Work to complete. Every line below must be reproduced exactly. Copy them all.

━━━━━ Entries supplied

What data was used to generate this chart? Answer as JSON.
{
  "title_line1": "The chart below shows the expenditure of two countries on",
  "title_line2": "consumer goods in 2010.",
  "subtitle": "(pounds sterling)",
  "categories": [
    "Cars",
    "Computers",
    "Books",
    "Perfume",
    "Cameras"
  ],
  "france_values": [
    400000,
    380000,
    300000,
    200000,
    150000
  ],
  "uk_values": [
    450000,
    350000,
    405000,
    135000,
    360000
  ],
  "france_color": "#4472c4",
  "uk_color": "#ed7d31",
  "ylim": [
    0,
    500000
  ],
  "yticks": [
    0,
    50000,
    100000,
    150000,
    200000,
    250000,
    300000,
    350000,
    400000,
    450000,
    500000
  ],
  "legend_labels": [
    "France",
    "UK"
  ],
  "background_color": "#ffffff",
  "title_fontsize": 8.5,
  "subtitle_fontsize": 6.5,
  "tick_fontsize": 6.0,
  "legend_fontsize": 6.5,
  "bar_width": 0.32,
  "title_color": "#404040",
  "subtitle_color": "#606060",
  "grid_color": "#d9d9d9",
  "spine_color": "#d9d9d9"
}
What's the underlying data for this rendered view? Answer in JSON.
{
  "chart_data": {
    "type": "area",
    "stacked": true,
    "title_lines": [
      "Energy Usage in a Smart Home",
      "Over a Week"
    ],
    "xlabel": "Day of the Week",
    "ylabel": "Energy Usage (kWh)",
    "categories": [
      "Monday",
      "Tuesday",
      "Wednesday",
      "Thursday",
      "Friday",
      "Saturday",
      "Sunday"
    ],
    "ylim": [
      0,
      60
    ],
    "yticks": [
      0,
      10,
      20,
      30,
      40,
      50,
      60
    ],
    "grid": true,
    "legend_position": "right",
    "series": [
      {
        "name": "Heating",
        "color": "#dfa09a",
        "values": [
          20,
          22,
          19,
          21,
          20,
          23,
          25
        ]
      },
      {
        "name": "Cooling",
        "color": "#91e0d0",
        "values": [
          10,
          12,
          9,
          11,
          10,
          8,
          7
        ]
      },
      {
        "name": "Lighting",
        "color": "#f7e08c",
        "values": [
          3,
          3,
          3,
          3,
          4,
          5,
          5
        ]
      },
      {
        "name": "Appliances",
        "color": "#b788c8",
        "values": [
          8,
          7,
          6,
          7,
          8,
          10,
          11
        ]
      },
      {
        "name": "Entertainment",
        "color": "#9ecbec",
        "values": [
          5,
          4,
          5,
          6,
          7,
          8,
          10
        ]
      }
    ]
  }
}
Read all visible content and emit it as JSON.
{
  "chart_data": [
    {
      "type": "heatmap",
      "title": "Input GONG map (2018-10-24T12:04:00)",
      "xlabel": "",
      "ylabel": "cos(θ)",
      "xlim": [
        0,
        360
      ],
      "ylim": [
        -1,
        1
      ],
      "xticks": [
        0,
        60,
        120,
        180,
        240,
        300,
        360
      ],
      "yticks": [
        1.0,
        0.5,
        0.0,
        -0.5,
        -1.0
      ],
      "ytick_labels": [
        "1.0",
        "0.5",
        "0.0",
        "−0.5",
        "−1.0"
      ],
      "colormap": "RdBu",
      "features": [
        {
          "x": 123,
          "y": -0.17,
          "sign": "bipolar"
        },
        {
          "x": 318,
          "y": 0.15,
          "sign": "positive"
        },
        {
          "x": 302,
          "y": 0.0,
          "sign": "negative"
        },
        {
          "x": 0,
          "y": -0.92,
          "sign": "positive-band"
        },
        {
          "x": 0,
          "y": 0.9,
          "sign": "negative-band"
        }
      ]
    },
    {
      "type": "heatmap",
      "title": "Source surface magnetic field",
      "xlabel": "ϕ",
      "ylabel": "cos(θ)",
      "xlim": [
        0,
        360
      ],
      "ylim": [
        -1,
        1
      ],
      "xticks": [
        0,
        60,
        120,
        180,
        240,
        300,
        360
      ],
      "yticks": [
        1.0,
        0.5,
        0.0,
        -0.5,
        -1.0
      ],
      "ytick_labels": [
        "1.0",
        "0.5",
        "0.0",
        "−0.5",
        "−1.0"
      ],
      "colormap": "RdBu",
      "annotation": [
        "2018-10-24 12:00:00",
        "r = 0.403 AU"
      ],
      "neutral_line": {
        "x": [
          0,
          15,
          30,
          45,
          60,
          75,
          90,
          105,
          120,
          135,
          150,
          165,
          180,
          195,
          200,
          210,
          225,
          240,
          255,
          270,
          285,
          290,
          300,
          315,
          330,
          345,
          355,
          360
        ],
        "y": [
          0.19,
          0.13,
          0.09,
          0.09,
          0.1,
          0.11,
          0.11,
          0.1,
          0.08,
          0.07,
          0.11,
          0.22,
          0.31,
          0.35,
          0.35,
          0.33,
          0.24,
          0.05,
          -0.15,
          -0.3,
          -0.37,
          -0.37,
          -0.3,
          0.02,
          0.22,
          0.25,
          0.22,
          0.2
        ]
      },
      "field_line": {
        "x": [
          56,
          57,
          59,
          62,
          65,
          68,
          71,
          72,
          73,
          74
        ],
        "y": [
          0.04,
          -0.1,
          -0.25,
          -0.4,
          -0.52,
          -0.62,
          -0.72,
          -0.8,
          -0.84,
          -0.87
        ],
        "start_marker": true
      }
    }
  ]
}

━━━━━━━━━━

In response.
What data was used to generate this chart? Answer as JSON.
{
  "title_line1": "The chart below shows the expenditure of two countries on",
  "title_line2": "consumer goods in 2010.",
  "subtitle": "(pounds sterling)",
  "categories": [
    "Cars",
    "Computers",
    "Books",
    "Perfume",
    "Cameras"
  ],
  "france_values": [
    400000,
    380000,
    300000,
    200000,
    150000
  ],
  "uk_values": [
    450000,
    350000,
    405000,
    135000,
    360000
  ],
  "france_color": "#4472c4",
  "uk_color": "#ed7d31",
  "ylim": [
    0,
    500000
  ],
  "yticks": [
    0,
    50000,
    100000,
    150000,
    200000,
    250000,
    300000,
    350000,
    400000,
    450000,
    500000
  ],
  "legend_labels": [
    "France",
    "UK"
  ],
  "background_color": "#ffffff",
  "title_fontsize": 8.5,
  "subtitle_fontsize": 6.5,
  "tick_fontsize": 6.0,
  "legend_fontsize": 6.5,
  "bar_width": 0.32,
  "title_color": "#404040",
  "subtitle_color": "#606060",
  "grid_color": "#d9d9d9",
  "spine_color": "#d9d9d9"
}
What's the underlying data for this rendered view? Answer in JSON.
{
  "chart_data": {
    "type": "area",
    "stacked": true,
    "title_lines": [
      "Energy Usage in a Smart Home",
      "Over a Week"
    ],
    "xlabel": "Day of the Week",
    "ylabel": "Energy Usage (kWh)",
    "categories": [
      "Monday",
      "Tuesday",
      "Wednesday",
      "Thursday",
      "Friday",
      "Saturday",
      "Sunday"
    ],
    "ylim": [
      0,
      60
    ],
    "yticks": [
      0,
      10,
      20,
      30,
      40,
      50,
      60
    ],
    "grid": true,
    "legend_position": "right",
    "series": [
      {
        "name": "Heating",
        "color": "#dfa09a",
        "values": [
          20,
          22,
          19,
          21,
          20,
          23,
          25
        ]
      },
      {
        "name": "Cooling",
        "color": "#91e0d0",
        "values": [
          10,
          12,
          9,
          11,
          10,
          8,
          7
        ]
      },
      {
        "name": "Lighting",
        "color": "#f7e08c",
        "values": [
          3,
          3,
          3,
          3,
          4,
          5,
          5
        ]
      },
      {
        "name": "Appliances",
        "color": "#b788c8",
        "values": [
          8,
          7,
          6,
          7,
          8,
          10,
          11
        ]
      },
      {
        "name": "Entertainment",
        "color": "#9ecbec",
        "values": [
          5,
          4,
          5,
          6,
          7,
          8,
          10
        ]
      }
    ]
  }
}
Read all visible content and emit it as JSON.
{
  "chart_data": [
    {
      "type": "heatmap",
      "title": "Input GONG map (2018-10-24T12:04:00)",
      "xlabel": "",
      "ylabel": "cos(θ)",
      "xlim": [
        0,
        360
      ],
      "ylim": [
        -1,
        1
      ],
      "xticks": [
        0,
        60,
        120,
        180,
        240,
        300,
        360
      ],
      "yticks": [
        1.0,
        0.5,
        0.0,
        -0.5,
        -1.0
      ],
      "ytick_labels": [
        "1.0",
        "0.5",
        "0.0",
        "−0.5",
        "−1.0"
      ],
      "colormap": "RdBu",
      "features": [
        {
          "x": 123,
          "y": -0.17,
          "sign": "bipolar"
        },
        {
          "x": 318,
          "y": 0.15,
          "sign": "positive"
        },
        {
          "x": 302,
          "y": 0.0,
          "sign": "negative"
        },
        {
          "x": 0,
          "y": -0.92,
          "sign": "positive-band"
        },
        {
          "x": 0,
          "y": 0.9,
          "sign": "negative-band"
        }
      ]
    },
    {
      "type": "heatmap",
      "title": "Source surface magnetic field",
      "xlabel": "ϕ",
      "ylabel": "cos(θ)",
      "xlim": [
        0,
        360
      ],
      "ylim": [
        -1,
        1
      ],
      "xticks": [
        0,
        60,
        120,
        180,
        240,
        300,
        360
      ],
      "yticks": [
        1.0,
        0.5,
        0.0,
        -0.5,
        -1.0
      ],
      "ytick_labels": [
        "1.0",
        "0.5",
        "0.0",
        "−0.5",
        "−1.0"
      ],
      "colormap": "RdBu",
      "annotation": [
        "2018-10-24 12:00:00",
        "r = 0.403 AU"
      ],
      "neutral_line": {
        "x": [
          0,
          15,
          30,
          45,
          60,
          75,
          90,
          105,
          120,
          135,
          150,
          165,
          180,
          195,
          200,
          210,
          225,
          240,
          255,
          270,
          285,
          290,
          300,
          315,
          330,
          345,
          355,
          360
        ],
        "y": [
          0.19,
          0.13,
          0.09,
          0.09,
          0.1,
          0.11,
          0.11,
          0.1,
          0.08,
          0.07,
          0.11,
          0.22,
          0.31,
          0.35,
          0.35,
          0.33,
          0.24,
          0.05,
          -0.15,
          -0.3,
          -0.37,
          -0.37,
          -0.3,
          0.02,
          0.22,
          0.25,
          0.22,
          0.2
        ]
      },
      "field_line": {
        "x": [
          56,
          57,
          59,
          62,
          65,
          68,
          71,
          72,
          73,
          74
        ],
        "y": [
          0.04,
          -0.1,
          -0.25,
          -0.4,
          -0.52,
          -0.62,
          -0.72,
          -0.8,
          -0.84,
          -0.87
        ],
        "start_marker": true
      }
    }
  ]
}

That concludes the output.